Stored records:
"""

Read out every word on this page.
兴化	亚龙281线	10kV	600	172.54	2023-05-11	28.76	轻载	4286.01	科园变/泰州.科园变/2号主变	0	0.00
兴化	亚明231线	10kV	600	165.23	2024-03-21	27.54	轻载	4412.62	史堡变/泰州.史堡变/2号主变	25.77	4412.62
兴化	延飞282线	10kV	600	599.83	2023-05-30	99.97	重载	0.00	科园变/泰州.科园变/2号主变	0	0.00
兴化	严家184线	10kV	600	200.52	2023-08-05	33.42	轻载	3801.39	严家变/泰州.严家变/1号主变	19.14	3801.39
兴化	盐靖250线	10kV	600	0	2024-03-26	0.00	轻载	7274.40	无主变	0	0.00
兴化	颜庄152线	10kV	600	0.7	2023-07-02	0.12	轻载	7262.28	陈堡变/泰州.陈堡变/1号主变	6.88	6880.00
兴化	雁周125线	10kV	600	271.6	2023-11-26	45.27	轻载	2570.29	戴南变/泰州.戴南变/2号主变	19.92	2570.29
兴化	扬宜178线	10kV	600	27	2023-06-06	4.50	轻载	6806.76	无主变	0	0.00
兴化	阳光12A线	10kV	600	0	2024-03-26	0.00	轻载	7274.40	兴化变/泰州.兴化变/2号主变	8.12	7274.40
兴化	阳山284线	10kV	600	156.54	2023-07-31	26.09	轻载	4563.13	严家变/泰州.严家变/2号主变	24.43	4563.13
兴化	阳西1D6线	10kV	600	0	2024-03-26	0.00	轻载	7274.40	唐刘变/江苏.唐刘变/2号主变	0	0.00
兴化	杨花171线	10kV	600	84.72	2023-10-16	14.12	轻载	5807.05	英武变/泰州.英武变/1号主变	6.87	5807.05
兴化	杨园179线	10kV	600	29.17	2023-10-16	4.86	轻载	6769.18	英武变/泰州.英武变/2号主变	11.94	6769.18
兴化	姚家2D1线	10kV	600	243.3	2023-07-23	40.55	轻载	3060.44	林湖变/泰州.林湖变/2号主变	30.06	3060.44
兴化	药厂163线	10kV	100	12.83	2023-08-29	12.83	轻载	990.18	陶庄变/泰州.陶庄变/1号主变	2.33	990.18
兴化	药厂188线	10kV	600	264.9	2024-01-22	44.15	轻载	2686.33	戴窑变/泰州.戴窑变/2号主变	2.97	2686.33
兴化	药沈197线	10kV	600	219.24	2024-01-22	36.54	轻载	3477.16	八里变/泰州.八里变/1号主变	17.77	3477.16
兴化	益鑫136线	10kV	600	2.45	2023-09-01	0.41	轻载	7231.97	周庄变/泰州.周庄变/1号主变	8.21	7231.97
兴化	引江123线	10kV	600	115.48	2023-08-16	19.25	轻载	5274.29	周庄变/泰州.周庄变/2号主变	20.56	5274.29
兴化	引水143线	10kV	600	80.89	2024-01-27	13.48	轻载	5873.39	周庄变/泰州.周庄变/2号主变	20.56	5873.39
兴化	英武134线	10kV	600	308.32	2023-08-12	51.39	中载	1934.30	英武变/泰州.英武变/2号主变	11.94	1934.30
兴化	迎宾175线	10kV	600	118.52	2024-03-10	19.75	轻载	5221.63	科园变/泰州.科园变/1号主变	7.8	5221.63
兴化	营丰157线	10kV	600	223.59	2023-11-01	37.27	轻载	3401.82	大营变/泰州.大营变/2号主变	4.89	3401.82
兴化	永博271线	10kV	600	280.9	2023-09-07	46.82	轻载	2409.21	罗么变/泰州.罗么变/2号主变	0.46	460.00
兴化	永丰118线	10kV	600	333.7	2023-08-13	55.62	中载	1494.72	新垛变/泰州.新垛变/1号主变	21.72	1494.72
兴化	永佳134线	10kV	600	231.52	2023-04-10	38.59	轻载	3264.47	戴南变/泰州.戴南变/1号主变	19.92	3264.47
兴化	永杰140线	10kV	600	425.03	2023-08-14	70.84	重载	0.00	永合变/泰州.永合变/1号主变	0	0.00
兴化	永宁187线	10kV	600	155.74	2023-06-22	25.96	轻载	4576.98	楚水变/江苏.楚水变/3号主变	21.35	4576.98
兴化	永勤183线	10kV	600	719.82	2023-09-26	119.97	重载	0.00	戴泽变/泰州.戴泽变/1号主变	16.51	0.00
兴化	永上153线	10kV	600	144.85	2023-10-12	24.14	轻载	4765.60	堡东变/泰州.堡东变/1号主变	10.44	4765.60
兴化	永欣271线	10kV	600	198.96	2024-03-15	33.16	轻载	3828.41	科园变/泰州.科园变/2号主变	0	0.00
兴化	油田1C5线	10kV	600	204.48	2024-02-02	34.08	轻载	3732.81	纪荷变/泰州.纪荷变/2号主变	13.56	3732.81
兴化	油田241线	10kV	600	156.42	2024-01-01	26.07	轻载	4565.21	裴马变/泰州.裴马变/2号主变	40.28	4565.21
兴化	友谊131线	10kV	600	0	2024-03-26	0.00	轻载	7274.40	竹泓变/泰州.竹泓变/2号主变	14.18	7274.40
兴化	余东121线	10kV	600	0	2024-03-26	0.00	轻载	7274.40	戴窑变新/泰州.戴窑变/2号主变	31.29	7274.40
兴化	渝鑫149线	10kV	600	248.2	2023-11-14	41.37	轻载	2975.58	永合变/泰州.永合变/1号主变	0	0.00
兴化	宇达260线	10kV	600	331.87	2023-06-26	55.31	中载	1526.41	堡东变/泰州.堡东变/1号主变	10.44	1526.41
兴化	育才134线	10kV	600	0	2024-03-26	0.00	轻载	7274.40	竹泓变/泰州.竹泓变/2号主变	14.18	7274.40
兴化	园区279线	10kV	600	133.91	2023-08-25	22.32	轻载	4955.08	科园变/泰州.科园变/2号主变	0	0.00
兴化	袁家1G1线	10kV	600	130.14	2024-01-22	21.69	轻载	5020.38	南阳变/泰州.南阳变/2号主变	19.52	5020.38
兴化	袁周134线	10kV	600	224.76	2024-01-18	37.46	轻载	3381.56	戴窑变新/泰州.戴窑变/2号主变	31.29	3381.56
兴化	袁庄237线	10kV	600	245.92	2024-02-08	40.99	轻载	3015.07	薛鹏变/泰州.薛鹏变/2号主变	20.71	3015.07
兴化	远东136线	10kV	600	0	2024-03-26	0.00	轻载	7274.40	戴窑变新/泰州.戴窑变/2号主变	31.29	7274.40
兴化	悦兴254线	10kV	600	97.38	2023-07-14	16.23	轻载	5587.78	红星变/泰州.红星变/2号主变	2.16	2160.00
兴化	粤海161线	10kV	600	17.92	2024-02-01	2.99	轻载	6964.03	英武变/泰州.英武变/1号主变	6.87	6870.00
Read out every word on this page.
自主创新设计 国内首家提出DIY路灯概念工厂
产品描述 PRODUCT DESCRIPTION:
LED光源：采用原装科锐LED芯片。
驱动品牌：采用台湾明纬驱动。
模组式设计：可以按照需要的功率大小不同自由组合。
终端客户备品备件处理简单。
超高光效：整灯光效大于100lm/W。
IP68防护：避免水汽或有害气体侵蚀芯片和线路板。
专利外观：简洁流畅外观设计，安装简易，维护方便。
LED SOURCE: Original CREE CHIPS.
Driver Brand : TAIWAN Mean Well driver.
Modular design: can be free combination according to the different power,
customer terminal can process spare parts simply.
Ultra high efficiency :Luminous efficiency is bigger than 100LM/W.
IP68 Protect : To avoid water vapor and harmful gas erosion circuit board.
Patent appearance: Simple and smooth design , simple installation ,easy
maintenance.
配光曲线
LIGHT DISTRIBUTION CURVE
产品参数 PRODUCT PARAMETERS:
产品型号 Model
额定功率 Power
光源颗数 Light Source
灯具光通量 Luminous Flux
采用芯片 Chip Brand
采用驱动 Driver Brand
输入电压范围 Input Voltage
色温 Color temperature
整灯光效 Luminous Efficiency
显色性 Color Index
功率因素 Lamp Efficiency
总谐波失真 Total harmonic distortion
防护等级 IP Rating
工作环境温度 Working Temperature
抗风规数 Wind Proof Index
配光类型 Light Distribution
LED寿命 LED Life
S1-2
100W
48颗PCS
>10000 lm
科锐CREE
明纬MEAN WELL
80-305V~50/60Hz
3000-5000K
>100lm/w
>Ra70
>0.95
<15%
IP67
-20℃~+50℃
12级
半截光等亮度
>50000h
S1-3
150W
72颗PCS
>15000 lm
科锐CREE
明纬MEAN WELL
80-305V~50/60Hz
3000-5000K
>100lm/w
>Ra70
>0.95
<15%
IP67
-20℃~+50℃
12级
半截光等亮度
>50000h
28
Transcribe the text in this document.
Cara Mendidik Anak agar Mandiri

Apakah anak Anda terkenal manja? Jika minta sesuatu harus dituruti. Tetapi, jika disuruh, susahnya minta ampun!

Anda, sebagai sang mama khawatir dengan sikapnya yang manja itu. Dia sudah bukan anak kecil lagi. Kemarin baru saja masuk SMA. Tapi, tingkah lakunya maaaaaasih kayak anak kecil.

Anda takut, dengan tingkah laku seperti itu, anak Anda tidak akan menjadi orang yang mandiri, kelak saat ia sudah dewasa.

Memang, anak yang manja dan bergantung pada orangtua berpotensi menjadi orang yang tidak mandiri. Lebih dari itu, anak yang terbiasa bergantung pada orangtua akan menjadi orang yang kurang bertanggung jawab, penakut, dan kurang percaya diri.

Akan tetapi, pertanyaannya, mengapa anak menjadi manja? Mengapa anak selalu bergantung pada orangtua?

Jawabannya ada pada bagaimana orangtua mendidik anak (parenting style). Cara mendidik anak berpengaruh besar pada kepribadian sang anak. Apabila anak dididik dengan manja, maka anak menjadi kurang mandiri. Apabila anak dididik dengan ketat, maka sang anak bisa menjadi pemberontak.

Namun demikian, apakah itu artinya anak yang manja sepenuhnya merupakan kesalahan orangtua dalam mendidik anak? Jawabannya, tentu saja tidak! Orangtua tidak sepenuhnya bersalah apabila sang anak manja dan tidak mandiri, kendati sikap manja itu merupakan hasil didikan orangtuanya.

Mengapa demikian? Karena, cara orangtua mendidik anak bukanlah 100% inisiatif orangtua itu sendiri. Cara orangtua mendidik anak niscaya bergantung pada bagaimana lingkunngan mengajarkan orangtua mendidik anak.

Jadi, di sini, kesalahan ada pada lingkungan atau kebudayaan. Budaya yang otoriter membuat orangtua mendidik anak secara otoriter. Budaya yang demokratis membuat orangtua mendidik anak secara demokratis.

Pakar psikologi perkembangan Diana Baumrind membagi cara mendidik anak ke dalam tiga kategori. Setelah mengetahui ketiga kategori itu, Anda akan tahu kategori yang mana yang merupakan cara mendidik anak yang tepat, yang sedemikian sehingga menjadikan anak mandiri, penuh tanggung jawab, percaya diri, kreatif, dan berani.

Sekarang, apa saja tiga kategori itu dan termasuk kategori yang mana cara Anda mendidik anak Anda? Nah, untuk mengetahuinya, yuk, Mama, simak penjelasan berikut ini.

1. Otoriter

"""

To do: State how many lines of the records above contain "Driver", with no words besides the number.

Full solution: 2